Records about charts and figures:
========

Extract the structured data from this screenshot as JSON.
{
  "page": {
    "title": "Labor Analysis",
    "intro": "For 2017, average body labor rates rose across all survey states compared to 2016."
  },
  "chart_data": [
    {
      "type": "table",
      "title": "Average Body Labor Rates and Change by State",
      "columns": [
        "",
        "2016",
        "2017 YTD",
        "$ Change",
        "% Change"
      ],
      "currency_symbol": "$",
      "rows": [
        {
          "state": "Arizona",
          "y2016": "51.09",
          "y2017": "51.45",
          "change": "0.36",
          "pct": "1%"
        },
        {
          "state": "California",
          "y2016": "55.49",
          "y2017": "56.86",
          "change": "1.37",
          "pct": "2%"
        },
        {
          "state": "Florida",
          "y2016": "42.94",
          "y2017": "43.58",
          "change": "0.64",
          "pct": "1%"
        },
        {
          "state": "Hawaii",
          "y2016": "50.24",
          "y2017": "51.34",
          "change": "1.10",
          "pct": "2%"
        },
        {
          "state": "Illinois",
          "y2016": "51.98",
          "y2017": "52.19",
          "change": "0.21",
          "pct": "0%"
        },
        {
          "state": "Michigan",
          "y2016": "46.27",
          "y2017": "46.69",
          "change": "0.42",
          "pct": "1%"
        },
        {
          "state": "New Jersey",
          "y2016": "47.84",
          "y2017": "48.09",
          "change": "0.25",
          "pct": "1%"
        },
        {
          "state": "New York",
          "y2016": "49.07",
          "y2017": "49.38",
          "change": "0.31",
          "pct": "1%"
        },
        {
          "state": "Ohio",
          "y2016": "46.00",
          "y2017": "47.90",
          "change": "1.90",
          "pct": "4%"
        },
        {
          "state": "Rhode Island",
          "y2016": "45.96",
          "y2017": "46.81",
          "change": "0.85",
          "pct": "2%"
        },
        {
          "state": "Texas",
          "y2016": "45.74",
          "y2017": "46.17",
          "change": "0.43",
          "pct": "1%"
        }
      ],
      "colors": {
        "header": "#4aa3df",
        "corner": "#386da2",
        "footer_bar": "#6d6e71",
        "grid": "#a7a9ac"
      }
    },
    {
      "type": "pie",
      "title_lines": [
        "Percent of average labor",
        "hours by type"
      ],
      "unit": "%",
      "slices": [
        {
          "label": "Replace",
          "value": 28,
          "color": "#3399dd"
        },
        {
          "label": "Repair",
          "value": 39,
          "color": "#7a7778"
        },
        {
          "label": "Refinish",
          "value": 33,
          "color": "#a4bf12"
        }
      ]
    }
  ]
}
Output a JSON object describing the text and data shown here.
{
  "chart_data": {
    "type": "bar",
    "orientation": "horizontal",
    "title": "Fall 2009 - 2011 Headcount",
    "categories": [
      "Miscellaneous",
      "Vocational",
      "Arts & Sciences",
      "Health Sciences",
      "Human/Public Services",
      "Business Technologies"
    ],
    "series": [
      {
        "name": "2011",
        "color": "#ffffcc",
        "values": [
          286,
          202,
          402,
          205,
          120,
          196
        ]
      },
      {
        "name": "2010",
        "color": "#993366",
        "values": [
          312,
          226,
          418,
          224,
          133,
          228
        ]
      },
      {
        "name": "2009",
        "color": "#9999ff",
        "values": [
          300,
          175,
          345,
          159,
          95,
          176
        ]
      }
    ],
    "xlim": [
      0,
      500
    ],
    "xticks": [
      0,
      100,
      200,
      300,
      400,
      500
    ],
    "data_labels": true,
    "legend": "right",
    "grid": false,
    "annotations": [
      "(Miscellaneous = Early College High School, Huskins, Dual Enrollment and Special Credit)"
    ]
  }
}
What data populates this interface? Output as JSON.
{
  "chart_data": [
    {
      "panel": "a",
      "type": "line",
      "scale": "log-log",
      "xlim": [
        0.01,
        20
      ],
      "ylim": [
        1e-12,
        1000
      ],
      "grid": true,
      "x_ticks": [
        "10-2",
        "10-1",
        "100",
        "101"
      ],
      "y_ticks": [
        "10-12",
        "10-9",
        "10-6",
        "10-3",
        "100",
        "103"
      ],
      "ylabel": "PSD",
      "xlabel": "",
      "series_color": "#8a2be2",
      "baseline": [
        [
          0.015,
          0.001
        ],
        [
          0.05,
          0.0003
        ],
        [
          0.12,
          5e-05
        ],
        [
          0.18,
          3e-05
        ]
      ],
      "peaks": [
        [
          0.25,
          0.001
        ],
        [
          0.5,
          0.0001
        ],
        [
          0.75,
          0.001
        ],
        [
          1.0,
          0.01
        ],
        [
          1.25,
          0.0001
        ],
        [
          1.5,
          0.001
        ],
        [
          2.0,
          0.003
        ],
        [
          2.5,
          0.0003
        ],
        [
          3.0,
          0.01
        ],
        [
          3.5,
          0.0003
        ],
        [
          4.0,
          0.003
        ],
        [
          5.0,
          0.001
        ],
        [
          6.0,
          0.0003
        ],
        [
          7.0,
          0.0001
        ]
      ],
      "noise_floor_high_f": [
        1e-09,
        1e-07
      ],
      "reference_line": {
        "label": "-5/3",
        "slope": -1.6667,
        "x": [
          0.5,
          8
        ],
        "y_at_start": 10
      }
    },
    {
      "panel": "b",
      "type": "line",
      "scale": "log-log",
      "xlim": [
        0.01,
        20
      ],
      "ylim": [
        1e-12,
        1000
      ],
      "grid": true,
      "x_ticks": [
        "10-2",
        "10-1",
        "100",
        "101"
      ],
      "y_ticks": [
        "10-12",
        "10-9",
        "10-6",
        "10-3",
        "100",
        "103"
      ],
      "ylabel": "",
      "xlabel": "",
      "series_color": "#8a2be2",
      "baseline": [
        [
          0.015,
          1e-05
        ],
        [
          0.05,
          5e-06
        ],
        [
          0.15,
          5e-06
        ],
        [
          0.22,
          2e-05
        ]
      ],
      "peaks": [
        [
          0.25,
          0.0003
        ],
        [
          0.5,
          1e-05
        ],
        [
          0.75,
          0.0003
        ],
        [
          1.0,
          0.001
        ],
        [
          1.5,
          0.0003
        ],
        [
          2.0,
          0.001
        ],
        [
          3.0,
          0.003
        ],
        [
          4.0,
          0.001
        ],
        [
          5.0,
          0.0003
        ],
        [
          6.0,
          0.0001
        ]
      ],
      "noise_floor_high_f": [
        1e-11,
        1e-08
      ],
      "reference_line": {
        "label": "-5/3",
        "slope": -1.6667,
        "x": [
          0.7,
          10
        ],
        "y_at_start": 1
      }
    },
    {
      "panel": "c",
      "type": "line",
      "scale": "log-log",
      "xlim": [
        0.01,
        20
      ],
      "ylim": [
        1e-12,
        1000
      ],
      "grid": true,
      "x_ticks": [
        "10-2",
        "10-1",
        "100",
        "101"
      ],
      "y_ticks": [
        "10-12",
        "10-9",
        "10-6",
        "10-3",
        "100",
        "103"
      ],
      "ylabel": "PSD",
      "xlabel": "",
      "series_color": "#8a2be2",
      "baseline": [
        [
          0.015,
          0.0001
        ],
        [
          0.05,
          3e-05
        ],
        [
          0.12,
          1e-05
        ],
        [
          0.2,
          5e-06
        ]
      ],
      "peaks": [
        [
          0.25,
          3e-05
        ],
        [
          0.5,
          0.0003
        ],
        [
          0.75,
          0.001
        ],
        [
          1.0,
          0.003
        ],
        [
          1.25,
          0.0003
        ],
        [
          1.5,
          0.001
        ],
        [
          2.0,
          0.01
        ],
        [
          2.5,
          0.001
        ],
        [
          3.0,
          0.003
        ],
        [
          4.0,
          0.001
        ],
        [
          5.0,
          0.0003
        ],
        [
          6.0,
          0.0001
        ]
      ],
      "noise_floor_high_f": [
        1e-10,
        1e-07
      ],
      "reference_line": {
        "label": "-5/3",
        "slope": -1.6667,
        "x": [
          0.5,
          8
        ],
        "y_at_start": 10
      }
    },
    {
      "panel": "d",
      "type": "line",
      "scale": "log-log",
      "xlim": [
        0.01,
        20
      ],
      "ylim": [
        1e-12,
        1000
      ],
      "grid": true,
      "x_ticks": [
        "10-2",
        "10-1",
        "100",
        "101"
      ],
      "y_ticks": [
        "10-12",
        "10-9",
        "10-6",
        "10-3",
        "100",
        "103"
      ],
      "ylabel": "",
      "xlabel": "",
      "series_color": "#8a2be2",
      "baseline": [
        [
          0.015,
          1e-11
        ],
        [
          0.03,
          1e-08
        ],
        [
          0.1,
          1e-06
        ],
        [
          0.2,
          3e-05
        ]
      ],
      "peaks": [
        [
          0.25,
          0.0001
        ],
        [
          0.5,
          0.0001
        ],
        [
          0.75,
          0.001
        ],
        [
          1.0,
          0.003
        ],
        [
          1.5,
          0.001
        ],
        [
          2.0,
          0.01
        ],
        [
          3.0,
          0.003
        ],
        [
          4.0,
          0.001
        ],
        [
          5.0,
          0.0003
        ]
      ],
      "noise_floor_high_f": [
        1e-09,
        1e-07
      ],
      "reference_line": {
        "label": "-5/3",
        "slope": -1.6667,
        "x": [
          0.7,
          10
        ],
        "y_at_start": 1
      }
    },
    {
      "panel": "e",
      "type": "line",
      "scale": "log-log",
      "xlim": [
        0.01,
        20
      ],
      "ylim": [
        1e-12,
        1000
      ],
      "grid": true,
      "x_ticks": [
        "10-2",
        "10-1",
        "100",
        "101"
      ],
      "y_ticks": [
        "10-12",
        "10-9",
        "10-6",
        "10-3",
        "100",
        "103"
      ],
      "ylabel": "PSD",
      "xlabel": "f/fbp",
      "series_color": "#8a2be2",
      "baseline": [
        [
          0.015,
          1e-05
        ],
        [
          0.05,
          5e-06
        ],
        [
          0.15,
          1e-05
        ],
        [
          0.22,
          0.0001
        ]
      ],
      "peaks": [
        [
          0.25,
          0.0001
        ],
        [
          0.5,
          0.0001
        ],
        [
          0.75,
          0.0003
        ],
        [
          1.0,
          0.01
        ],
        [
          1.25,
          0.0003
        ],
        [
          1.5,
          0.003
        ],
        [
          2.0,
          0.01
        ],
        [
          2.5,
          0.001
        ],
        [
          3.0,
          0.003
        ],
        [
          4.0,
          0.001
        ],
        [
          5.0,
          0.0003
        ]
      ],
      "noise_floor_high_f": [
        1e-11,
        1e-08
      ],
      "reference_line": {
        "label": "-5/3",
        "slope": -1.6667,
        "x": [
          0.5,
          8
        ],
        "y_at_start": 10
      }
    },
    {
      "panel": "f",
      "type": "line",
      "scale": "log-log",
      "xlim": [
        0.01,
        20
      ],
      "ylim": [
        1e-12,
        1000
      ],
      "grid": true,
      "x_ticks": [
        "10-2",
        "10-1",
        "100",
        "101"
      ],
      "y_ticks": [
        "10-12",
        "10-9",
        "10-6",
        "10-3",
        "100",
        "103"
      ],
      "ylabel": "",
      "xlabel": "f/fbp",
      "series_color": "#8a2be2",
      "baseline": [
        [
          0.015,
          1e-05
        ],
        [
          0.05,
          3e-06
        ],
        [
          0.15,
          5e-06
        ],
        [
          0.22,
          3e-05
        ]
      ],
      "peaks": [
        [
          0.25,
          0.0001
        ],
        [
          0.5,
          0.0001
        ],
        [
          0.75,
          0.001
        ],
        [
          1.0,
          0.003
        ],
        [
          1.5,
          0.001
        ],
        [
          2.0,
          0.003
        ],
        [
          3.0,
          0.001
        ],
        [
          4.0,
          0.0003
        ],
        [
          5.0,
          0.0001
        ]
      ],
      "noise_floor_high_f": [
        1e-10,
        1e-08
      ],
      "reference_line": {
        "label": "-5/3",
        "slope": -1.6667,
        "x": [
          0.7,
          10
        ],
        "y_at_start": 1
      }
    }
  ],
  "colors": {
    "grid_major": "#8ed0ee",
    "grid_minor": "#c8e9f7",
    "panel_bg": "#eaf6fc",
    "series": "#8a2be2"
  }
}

========

> [The request]:
Which lines hold the word "Miscellaneous"? Copy every one of them.

> [Answer to this exercise]:
      "Miscellaneous",
      "(Miscellaneous = Early College High School, Huskins, Dual Enrollment and Special Credit)"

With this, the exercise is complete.